Reproduce all of the material word for word.

Start Material shown

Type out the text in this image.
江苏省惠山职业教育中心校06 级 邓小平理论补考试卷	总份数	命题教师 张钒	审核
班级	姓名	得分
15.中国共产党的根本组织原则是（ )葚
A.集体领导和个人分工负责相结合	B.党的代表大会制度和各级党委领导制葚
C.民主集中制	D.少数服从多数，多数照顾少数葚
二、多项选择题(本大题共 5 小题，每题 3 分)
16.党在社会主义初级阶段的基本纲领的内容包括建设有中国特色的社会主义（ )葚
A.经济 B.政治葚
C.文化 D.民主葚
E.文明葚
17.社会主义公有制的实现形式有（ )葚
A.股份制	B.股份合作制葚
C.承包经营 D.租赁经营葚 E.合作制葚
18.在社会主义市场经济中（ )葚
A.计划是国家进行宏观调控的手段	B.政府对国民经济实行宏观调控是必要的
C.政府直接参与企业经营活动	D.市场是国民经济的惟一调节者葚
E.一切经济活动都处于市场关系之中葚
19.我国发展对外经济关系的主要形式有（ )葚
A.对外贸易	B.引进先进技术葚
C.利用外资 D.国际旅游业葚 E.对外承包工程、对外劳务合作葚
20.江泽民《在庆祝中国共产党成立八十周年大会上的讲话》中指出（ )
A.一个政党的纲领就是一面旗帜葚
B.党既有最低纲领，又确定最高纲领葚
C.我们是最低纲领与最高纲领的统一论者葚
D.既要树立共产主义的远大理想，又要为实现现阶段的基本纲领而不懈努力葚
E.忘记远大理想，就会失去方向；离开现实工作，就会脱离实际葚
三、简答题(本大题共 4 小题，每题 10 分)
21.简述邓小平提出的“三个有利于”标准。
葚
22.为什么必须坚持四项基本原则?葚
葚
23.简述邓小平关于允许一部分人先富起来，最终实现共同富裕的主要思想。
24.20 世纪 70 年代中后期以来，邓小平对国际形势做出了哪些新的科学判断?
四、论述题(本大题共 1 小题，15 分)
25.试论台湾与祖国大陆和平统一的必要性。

End Material shown

* Exercise result:
Type out the text in this image.
江苏省惠山职业教育中心校06 级 邓小平理论补考试卷	总份数	命题教师 张钒	审核
班级	姓名	得分
15.中国共产党的根本组织原则是（ )葚
A.集体领导和个人分工负责相结合	B.党的代表大会制度和各级党委领导制葚
C.民主集中制	D.少数服从多数，多数照顾少数葚
二、多项选择题(本大题共 5 小题，每题 3 分)
16.党在社会主义初级阶段的基本纲领的内容包括建设有中国特色的社会主义（ )葚
A.经济 B.政治葚
C.文化 D.民主葚
E.文明葚
17.社会主义公有制的实现形式有（ )葚
A.股份制	B.股份合作制葚
C.承包经营 D.租赁经营葚 E.合作制葚
18.在社会主义市场经济中（ )葚
A.计划是国家进行宏观调控的手段	B.政府对国民经济实行宏观调控是必要的
C.政府直接参与企业经营活动	D.市场是国民经济的惟一调节者葚
E.一切经济活动都处于市场关系之中葚
19.我国发展对外经济关系的主要形式有（ )葚
A.对外贸易	B.引进先进技术葚
C.利用外资 D.国际旅游业葚 E.对外承包工程、对外劳务合作葚
20.江泽民《在庆祝中国共产党成立八十周年大会上的讲话》中指出（ )
A.一个政党的纲领就是一面旗帜葚
B.党既有最低纲领，又确定最高纲领葚
C.我们是最低纲领与最高纲领的统一论者葚
D.既要树立共产主义的远大理想，又要为实现现阶段的基本纲领而不懈努力葚
E.忘记远大理想，就会失去方向；离开现实工作，就会脱离实际葚
三、简答题(本大题共 4 小题，每题 10 分)
21.简述邓小平提出的“三个有利于”标准。
葚
22.为什么必须坚持四项基本原则?葚
葚
23.简述邓小平关于允许一部分人先富起来，最终实现共同富裕的主要思想。
24.20 世纪 70 年代中后期以来，邓小平对国际形势做出了哪些新的科学判断?
四、论述题(本大题共 1 小题，15 分)
25.试论台湾与祖国大陆和平统一的必要性。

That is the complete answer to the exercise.